Dataset excerpt
[Begin]

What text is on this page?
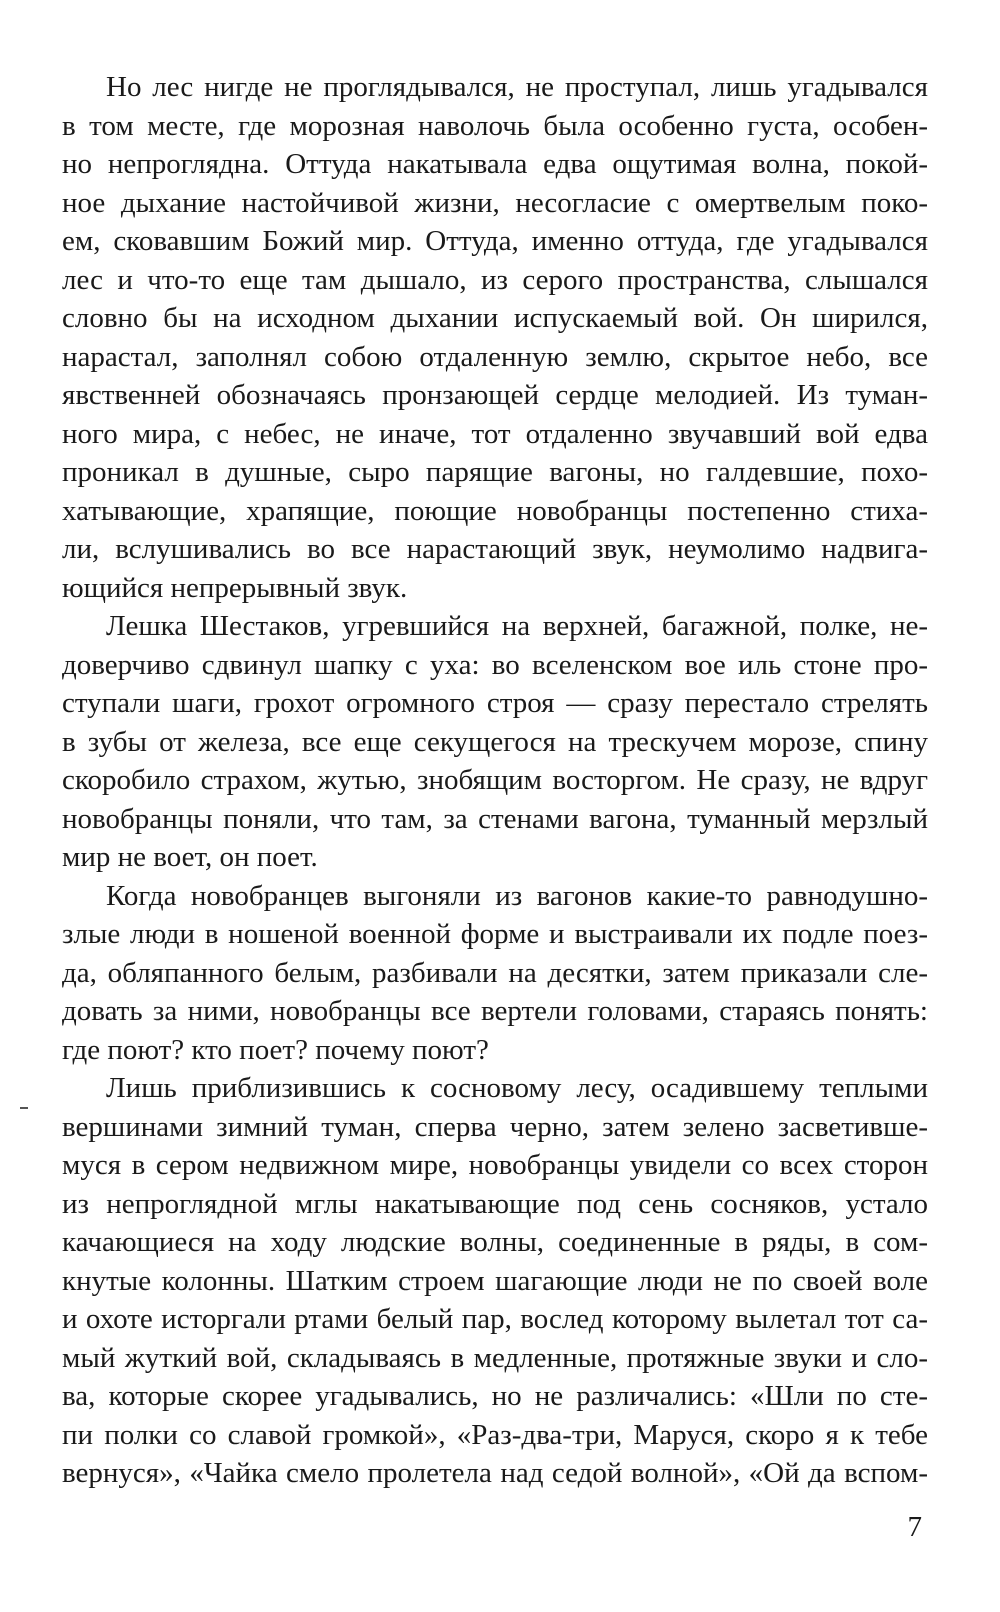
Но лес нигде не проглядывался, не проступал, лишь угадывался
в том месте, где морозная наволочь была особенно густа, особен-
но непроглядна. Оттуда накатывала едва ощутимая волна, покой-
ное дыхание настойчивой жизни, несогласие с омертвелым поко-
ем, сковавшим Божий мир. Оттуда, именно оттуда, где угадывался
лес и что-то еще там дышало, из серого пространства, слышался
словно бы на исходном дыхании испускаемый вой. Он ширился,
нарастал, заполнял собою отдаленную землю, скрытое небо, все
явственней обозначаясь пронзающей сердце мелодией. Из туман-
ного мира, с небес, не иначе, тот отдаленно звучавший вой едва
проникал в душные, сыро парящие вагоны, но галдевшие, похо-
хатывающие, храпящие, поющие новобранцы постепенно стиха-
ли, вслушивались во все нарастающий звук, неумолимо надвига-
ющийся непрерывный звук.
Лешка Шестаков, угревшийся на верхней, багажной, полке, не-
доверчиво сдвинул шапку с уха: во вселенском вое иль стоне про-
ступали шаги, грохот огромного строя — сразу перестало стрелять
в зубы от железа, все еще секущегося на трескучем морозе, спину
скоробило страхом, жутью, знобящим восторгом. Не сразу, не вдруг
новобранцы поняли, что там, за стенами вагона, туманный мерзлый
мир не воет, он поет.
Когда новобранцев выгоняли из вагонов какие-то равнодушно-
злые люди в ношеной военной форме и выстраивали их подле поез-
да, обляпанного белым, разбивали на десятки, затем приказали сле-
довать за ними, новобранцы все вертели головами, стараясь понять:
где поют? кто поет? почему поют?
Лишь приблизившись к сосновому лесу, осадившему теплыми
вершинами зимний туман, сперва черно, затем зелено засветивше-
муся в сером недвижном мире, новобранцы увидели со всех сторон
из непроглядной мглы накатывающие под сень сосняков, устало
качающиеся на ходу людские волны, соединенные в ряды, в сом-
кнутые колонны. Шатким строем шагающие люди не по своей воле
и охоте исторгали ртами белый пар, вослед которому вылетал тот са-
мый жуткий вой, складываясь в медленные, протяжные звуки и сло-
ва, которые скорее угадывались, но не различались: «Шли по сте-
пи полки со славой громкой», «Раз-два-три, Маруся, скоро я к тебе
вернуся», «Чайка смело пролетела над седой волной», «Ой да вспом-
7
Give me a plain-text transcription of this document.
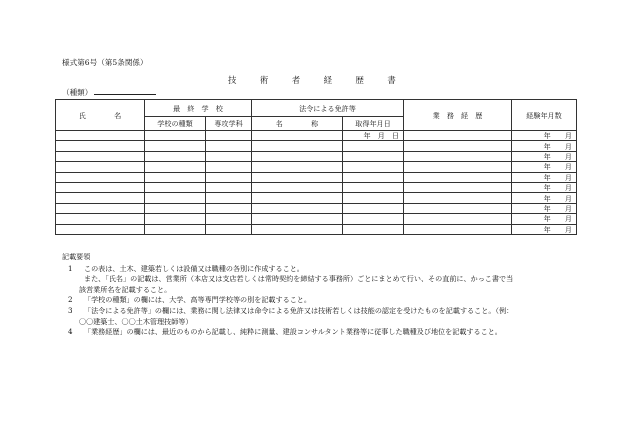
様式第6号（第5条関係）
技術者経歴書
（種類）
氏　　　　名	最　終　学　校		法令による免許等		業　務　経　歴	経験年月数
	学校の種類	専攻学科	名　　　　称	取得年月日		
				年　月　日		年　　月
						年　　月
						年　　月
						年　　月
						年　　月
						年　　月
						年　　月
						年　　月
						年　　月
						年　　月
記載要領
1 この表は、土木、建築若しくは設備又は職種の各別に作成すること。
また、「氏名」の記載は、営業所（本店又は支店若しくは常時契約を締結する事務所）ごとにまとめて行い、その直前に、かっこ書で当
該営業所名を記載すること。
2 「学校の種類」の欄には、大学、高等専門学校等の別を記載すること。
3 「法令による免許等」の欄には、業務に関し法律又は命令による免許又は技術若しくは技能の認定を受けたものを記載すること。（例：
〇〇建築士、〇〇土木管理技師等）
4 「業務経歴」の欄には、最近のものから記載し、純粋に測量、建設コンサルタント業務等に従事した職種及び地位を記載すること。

[End]
[Begin]

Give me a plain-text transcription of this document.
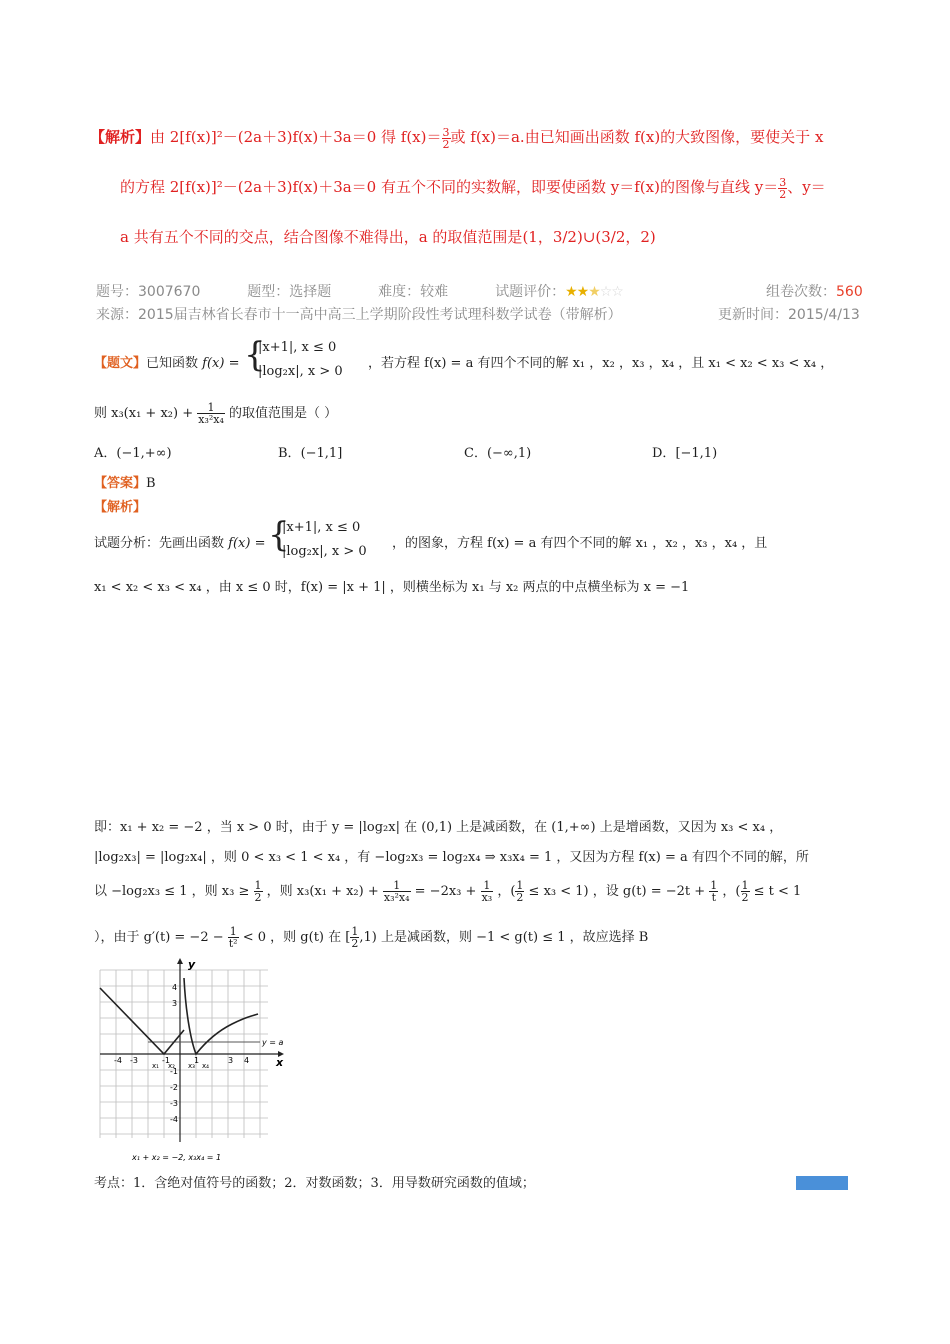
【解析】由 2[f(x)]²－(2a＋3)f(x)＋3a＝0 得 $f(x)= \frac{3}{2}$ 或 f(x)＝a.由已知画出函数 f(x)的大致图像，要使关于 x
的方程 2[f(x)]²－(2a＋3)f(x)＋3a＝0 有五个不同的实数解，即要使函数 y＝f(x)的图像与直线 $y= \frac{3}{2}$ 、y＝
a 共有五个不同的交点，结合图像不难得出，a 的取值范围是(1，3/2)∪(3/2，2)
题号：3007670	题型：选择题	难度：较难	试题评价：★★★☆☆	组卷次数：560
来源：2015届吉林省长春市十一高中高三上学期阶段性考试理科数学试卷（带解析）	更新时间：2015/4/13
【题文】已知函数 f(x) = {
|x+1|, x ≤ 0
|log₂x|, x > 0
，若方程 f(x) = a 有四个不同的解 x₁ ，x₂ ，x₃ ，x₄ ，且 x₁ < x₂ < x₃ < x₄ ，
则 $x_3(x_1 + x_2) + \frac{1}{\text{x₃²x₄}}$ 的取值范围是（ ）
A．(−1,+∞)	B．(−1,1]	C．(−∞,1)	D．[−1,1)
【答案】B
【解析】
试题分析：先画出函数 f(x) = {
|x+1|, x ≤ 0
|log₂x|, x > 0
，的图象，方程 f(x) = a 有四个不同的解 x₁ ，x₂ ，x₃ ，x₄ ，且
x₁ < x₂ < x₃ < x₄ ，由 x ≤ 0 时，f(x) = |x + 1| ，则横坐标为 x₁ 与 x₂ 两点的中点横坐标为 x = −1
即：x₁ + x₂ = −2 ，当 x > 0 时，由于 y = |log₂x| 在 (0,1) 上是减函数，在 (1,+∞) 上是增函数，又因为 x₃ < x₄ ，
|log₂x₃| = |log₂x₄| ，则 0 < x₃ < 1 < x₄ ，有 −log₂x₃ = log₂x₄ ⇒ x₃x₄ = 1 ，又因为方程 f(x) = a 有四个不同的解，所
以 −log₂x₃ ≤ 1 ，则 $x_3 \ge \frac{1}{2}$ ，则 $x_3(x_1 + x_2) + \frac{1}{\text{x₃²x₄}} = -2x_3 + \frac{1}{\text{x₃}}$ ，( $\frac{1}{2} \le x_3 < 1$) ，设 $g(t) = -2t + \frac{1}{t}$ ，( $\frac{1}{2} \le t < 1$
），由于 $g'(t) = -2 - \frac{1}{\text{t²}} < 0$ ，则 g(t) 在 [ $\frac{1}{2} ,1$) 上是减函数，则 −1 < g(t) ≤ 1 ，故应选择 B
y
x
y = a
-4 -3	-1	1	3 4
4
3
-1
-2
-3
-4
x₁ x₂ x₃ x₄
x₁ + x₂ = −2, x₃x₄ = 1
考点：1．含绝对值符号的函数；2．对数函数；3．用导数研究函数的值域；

[End]

> [Requirement] Pick out the lines that include the word "едва" and write them out.

> [Exercise answer]
но непроглядна. Оттуда накатывала едва ощутимая волна, покой-
ного мира, с небес, не иначе, тот отдаленно звучавший вой едва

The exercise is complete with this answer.